Camp JCA Shalom is a Jewish summer camp located in Malibu, California. The camp opened in 1951 in Barton Flats, California before moving to its current location in the Malibu mountains.

The camp offers many activities to campers including a climbing wall, swimming, environmental education, a zip-line, sea kayaking, Native American skills,
rappelling, canoeing, pioneer living, ropes course activities, water volleyball, gardening, mountain biking, beach trips, campcraft, Maccabiah Games, ceramics, archery, concerts, martial arts/Krav Maga, Gaga, Israeli days, digital photography, Ultimate Frisbee, campfires, Israeli dance, soccer, overnights, drama productions, and ping-pong.

### MATERIAL:

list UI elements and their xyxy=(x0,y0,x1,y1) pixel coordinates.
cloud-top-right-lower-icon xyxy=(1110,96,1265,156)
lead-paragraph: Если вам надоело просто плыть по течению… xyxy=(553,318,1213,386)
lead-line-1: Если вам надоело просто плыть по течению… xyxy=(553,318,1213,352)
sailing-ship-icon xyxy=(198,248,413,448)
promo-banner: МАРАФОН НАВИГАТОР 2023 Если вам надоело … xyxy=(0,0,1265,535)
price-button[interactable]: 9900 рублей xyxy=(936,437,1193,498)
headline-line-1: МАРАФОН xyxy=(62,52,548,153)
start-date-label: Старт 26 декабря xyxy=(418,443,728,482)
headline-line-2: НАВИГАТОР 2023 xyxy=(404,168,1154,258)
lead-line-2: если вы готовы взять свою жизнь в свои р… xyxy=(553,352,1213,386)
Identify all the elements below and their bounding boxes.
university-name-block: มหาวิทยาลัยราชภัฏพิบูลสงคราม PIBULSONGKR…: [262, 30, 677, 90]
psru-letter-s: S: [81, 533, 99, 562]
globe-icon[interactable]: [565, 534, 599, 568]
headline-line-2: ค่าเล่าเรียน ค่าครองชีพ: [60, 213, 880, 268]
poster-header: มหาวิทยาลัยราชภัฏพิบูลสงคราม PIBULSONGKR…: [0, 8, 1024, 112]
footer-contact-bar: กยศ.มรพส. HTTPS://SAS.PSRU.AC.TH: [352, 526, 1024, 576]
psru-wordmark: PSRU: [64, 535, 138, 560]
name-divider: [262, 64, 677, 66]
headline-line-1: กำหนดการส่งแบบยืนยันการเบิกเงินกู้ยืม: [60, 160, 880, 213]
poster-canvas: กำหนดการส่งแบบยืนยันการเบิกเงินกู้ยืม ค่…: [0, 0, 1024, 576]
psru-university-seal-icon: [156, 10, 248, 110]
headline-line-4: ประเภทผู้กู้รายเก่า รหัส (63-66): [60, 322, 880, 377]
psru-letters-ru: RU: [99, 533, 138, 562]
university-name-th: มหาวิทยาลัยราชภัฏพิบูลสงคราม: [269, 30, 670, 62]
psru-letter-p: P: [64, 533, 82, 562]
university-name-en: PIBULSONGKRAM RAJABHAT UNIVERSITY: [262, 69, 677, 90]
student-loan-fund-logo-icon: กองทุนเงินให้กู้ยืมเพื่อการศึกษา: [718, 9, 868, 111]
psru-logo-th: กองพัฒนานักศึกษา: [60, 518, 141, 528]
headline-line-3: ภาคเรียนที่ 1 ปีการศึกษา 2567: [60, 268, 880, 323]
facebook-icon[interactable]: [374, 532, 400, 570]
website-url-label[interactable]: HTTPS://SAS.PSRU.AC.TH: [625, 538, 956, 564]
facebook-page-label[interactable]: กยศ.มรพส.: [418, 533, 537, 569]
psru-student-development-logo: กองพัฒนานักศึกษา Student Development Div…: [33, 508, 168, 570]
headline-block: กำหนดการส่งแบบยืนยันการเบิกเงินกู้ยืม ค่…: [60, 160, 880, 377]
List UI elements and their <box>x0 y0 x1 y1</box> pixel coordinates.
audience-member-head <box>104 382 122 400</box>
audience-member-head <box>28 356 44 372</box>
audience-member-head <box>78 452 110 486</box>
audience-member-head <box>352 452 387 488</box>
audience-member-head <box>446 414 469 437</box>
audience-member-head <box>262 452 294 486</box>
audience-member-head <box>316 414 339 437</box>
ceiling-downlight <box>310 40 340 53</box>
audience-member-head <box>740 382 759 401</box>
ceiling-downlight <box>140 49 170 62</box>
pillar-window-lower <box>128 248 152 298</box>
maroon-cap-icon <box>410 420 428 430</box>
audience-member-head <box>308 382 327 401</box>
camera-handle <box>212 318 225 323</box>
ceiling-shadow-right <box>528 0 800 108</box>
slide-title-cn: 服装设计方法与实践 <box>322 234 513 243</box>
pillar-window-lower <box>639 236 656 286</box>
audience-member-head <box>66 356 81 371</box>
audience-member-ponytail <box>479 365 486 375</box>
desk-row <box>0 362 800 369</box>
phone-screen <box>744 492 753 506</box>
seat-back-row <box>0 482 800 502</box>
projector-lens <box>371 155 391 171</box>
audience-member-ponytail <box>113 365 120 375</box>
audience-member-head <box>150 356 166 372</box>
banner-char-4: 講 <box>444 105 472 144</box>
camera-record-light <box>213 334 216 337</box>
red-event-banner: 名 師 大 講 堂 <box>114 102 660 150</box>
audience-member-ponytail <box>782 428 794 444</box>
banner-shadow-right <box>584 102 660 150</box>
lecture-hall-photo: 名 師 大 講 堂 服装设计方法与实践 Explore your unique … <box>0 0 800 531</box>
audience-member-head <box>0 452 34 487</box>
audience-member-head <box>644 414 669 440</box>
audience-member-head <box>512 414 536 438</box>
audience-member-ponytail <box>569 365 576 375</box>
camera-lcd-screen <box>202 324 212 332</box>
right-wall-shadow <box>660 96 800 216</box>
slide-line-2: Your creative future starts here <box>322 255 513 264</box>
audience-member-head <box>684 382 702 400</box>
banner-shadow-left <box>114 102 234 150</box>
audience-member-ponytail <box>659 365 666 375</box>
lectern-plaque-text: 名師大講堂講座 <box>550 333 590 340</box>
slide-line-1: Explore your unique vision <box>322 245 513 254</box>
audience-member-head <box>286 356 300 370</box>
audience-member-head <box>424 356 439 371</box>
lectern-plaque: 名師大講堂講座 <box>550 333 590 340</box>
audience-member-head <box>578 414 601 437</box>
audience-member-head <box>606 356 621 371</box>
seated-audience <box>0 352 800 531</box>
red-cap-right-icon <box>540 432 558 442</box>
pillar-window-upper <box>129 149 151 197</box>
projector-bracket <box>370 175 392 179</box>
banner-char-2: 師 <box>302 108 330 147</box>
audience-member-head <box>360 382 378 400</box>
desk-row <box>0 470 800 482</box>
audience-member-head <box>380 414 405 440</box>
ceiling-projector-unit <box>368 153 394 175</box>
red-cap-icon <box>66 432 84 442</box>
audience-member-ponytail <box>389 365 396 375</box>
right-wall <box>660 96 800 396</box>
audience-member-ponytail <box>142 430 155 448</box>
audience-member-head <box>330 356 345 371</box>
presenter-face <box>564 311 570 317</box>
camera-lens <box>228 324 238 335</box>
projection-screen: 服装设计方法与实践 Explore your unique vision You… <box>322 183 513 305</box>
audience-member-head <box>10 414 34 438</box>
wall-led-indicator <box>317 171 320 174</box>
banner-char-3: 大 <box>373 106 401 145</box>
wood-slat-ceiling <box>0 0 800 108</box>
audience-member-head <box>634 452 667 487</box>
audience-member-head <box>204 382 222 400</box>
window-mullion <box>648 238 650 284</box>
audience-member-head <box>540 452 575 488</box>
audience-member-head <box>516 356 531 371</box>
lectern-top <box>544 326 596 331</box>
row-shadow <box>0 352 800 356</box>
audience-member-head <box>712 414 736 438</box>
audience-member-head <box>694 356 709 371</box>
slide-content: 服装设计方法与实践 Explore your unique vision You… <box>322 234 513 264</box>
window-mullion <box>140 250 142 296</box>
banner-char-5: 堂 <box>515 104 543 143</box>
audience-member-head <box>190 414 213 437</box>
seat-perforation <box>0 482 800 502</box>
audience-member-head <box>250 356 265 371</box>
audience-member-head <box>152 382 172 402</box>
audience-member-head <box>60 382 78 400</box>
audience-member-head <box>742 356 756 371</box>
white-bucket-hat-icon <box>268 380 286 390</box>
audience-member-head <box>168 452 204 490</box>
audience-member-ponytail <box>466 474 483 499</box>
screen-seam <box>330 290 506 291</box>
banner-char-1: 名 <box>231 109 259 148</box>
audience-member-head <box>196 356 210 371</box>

### TO-DO LIST:
a) Write out the part of the Camp JCA Shalom text that begins at the words "The camp offers" and stops after "productions, and ping-pong.".
b) According to the Camp JCA Shalom text, where did the camp open in 1951?
c) Translate this sentence from the Camp JCA Shalom text into Spanish: "The camp opened in 1951 in Barton Flats, California before moving to its current location in the Malibu mountains."
The items are separate material and are not part of the Camp JCA Shalom text.

### RESPONSES PER TASK:
a)
The camp offers many activities to campers including a climbing wall, swimming, environmental education, a zip-line, sea kayaking, Native American skills,
rappelling, canoeing, pioneer living, ropes course activities, water volleyball, gardening, mountain biking, beach trips, campcraft, Maccabiah Games, ceramics, archery, concerts, martial arts/Krav Maga, Gaga, Israeli days, digital photography, Ultimate Frisbee, campfires, Israeli dance, soccer, overnights, drama productions, and ping-pong.

b) Barton Flats, California.

c) El campamento abrió en 1951 en Barton Flats, California, antes de trasladarse a su ubicación actual en las montañas de Malibú.